Stored records
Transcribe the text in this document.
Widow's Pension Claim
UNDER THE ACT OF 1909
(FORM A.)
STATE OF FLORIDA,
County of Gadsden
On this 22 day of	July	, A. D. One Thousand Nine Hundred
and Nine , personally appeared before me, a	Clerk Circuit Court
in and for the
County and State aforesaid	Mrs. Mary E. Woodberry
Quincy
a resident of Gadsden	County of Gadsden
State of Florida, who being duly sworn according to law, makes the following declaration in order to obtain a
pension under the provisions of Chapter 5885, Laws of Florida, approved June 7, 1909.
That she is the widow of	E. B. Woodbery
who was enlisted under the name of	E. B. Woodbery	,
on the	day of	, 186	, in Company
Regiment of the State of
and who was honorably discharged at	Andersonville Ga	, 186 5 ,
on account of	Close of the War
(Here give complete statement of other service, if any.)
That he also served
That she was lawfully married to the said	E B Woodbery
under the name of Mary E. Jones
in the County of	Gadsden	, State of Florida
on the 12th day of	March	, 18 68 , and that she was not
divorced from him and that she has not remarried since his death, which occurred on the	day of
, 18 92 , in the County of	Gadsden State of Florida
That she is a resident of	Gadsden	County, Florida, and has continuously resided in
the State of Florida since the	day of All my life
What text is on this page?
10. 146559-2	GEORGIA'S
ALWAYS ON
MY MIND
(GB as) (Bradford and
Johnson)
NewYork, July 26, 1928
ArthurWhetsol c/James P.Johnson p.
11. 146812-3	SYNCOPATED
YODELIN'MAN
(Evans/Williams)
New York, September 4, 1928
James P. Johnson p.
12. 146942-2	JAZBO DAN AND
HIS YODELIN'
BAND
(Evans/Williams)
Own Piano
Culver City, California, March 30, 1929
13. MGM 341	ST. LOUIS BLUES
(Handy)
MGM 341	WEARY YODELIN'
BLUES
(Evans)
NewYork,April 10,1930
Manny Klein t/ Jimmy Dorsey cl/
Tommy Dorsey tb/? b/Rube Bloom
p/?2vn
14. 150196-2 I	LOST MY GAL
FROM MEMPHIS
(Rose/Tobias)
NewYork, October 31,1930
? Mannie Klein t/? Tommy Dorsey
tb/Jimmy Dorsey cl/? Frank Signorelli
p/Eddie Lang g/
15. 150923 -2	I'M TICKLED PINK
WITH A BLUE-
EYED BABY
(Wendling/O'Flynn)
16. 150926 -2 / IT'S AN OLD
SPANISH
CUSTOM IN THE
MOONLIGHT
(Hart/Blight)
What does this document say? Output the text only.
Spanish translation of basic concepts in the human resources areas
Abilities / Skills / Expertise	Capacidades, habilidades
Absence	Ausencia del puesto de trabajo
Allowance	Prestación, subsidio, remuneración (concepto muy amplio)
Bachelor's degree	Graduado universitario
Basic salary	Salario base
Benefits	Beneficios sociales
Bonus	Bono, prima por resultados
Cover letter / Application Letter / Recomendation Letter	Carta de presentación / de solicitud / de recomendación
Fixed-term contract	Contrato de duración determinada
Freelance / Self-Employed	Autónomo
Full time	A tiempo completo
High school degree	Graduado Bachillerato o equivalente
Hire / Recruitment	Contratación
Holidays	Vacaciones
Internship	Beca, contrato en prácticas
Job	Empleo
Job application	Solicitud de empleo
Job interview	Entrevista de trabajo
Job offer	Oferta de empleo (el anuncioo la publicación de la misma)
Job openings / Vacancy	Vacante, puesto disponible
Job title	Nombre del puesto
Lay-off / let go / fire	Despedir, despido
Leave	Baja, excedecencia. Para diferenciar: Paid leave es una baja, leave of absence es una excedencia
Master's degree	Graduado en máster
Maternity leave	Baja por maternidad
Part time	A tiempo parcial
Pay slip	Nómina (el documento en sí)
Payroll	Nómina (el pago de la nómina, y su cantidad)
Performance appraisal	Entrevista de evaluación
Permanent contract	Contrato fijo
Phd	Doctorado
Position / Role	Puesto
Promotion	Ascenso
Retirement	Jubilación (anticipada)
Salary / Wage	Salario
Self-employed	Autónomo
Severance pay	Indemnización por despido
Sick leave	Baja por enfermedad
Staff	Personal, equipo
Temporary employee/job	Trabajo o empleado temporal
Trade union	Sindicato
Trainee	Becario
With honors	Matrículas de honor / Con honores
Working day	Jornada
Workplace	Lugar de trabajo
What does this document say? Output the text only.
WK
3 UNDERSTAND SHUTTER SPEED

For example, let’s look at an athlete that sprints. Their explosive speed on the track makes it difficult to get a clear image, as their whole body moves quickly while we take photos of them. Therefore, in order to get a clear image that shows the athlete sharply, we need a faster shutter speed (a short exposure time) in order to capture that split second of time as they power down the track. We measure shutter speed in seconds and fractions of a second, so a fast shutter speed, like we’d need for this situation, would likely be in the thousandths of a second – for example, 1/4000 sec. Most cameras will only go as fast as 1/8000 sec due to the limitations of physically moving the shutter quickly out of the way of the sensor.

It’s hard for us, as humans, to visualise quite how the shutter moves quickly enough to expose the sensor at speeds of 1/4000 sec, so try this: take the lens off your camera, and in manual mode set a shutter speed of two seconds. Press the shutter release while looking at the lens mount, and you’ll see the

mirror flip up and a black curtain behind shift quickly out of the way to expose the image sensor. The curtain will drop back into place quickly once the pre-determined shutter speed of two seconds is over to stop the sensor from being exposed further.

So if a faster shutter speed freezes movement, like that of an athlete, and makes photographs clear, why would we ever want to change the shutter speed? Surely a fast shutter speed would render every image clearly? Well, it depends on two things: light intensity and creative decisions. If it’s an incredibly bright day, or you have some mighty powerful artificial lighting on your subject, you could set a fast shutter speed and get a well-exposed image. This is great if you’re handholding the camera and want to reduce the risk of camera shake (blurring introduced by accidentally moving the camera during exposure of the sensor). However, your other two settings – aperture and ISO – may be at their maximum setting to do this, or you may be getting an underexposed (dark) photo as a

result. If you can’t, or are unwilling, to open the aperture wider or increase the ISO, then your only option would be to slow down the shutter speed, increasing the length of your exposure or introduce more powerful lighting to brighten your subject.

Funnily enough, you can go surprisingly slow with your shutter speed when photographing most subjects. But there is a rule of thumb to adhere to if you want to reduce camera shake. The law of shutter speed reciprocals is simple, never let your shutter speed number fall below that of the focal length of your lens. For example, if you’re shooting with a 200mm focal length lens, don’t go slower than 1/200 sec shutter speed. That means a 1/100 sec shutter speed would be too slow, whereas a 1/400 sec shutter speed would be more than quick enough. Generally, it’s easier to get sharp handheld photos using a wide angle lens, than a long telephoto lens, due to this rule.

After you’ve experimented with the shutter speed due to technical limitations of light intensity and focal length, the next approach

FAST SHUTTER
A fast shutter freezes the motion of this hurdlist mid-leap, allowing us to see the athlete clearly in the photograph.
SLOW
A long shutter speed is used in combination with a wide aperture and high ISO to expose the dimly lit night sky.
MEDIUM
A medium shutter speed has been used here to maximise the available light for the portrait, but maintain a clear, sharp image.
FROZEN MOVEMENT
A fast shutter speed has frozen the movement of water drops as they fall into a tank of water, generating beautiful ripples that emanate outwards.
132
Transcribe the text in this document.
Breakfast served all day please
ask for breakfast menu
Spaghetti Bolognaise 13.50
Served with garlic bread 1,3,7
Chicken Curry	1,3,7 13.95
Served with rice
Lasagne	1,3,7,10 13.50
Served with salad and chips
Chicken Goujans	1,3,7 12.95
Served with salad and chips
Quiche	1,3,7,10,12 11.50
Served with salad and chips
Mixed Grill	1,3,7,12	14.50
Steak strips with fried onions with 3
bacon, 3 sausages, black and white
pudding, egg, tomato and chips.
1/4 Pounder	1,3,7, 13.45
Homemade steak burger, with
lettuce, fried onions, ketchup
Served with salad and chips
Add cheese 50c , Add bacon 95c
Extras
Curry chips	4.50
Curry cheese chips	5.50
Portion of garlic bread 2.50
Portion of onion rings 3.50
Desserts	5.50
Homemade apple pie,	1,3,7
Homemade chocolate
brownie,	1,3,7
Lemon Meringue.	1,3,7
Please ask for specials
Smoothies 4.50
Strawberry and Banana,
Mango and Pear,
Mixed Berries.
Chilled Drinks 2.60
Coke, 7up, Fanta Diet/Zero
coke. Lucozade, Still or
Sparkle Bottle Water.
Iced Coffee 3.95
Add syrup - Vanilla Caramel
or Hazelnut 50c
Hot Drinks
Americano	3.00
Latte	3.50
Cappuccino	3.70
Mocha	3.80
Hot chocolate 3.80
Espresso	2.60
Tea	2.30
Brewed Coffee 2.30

OBJECTIVE
Pull out every line in the data above that has the word "they".

ANSWER IN FULL
For example, let’s look at an athlete that sprints. Their explosive speed on the track makes it difficult to get a clear image, as their whole body moves quickly while we take photos of them. Therefore, in order to get a clear image that shows the athlete sharply, we need a faster shutter speed (a short exposure time) in order to capture that split second of time as they power down the track. We measure shutter speed in seconds and fractions of a second, so a fast shutter speed, like we’d need for this situation, would likely be in the thousandths of a second – for example, 1/4000 sec. Most cameras will only go as fast as 1/8000 sec due to the limitations of physically moving the shutter quickly out of the way of the sensor.
A fast shutter speed has frozen the movement of water drops as they fall into a tank of water, generating beautiful ripples that emanate outwards.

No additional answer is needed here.